▼
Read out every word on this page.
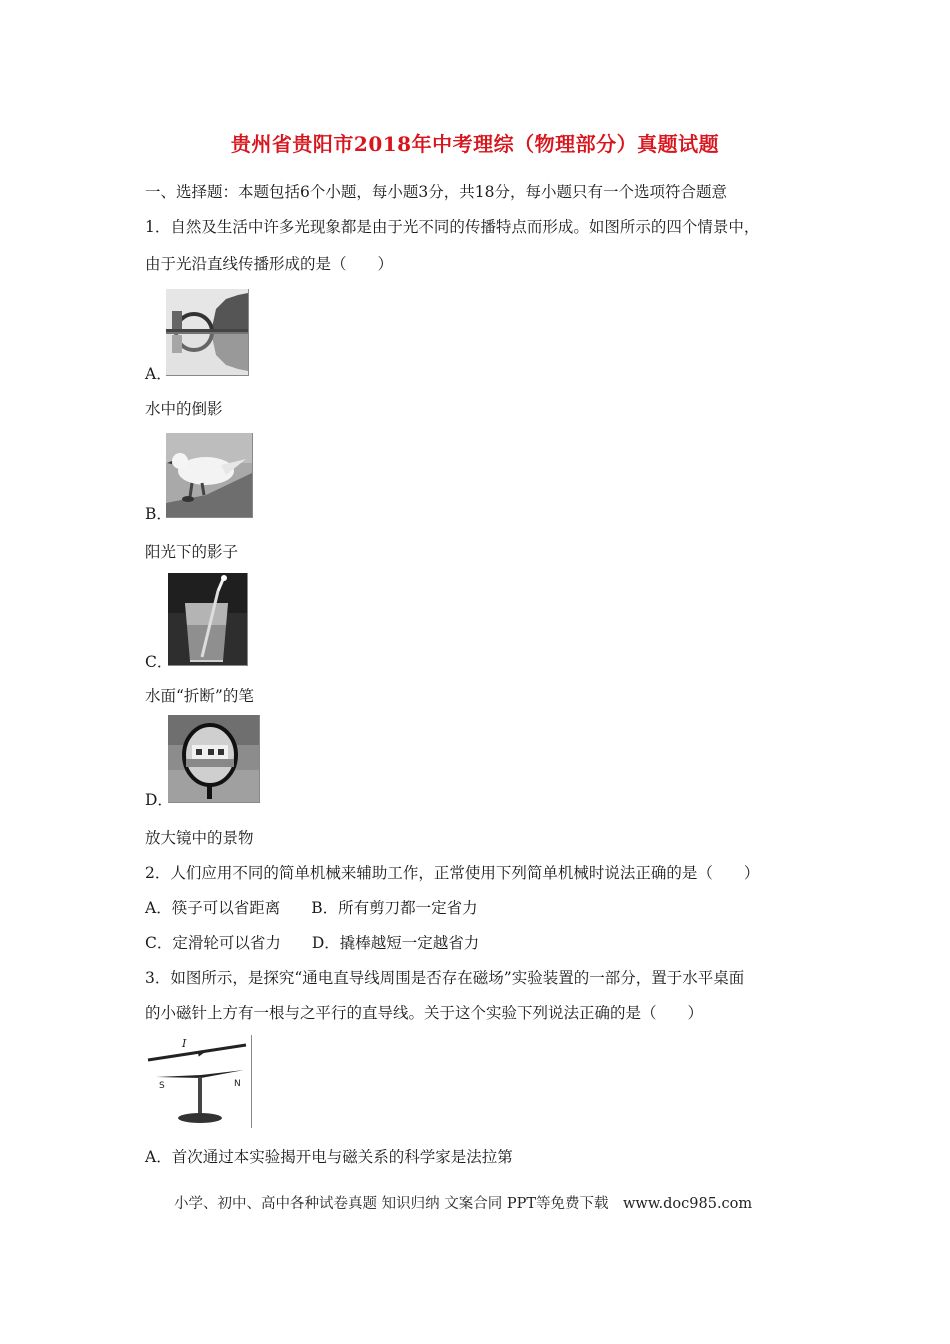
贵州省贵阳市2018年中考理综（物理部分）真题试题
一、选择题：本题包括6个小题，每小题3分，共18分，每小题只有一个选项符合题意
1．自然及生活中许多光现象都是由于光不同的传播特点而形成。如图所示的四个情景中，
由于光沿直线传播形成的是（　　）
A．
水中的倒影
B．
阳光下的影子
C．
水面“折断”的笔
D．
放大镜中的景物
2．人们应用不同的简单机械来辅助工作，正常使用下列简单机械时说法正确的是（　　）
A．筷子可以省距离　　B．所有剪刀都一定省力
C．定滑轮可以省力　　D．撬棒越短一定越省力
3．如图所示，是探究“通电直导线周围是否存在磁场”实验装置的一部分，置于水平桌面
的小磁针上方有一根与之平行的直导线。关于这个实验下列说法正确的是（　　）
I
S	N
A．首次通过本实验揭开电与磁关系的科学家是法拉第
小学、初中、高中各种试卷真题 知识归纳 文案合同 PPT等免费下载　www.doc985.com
▲
▼
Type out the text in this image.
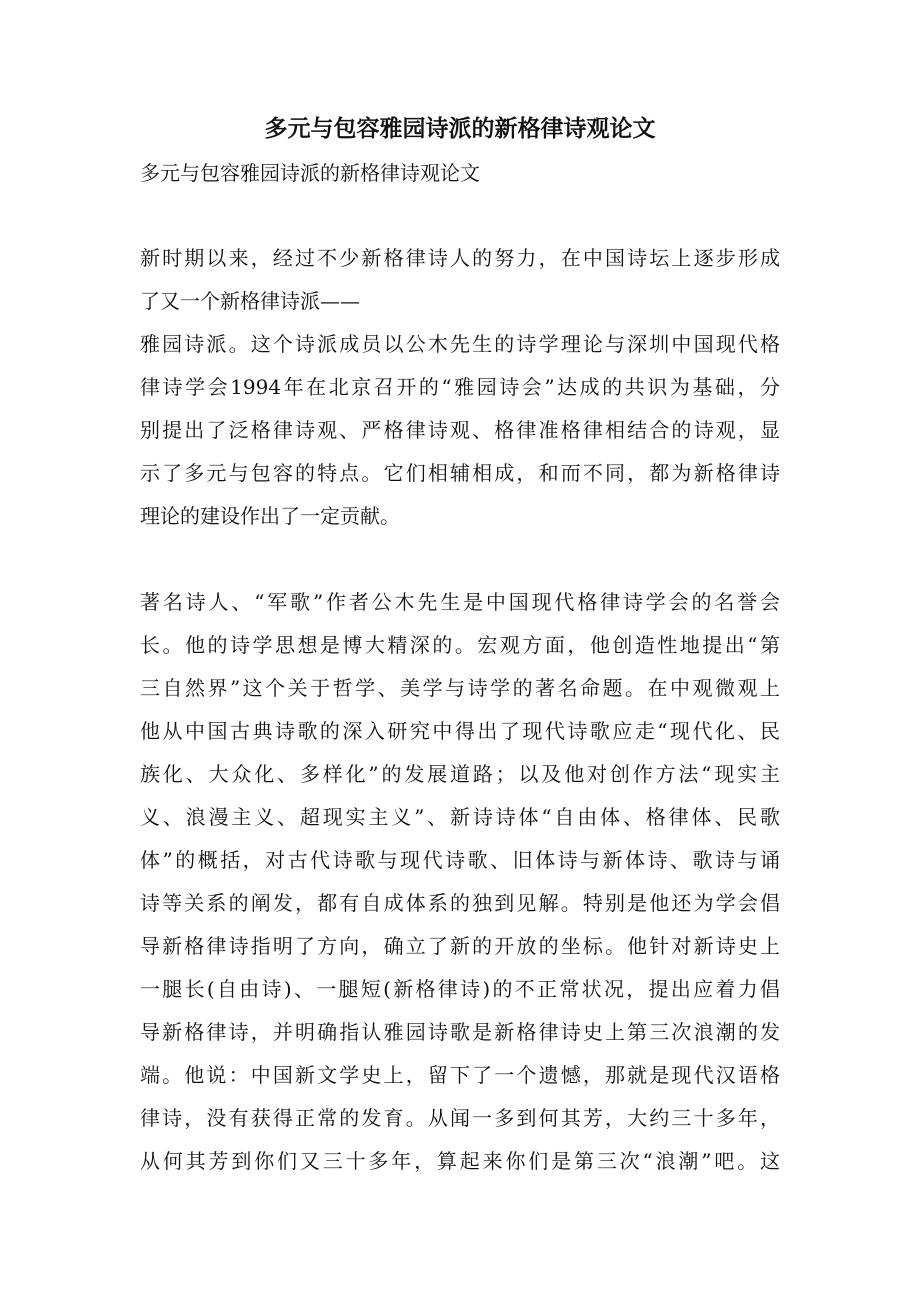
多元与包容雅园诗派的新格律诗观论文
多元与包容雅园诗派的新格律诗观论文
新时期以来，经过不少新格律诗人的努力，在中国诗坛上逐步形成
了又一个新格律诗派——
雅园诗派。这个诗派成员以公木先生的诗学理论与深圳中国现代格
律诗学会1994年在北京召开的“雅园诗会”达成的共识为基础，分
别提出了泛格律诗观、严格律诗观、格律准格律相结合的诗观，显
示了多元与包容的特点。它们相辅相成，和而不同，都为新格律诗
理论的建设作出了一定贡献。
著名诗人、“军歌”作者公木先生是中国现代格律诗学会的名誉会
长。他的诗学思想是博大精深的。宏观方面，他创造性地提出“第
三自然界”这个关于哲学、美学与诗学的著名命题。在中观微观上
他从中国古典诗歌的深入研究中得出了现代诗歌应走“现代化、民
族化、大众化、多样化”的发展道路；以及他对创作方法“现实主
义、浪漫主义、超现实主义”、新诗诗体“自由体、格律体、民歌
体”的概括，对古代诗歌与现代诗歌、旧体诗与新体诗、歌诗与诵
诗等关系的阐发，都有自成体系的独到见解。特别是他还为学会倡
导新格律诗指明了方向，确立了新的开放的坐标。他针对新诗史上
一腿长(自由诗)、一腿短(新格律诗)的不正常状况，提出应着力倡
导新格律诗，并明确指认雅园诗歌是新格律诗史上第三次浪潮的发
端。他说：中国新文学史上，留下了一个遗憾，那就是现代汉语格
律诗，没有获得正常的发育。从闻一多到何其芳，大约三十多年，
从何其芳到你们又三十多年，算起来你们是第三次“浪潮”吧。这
▲
* What is required: In the entries above, identify each line that includes the string "this", then copy it.

* Exercise output:
Read out every word on this page.
Type out the text in this image.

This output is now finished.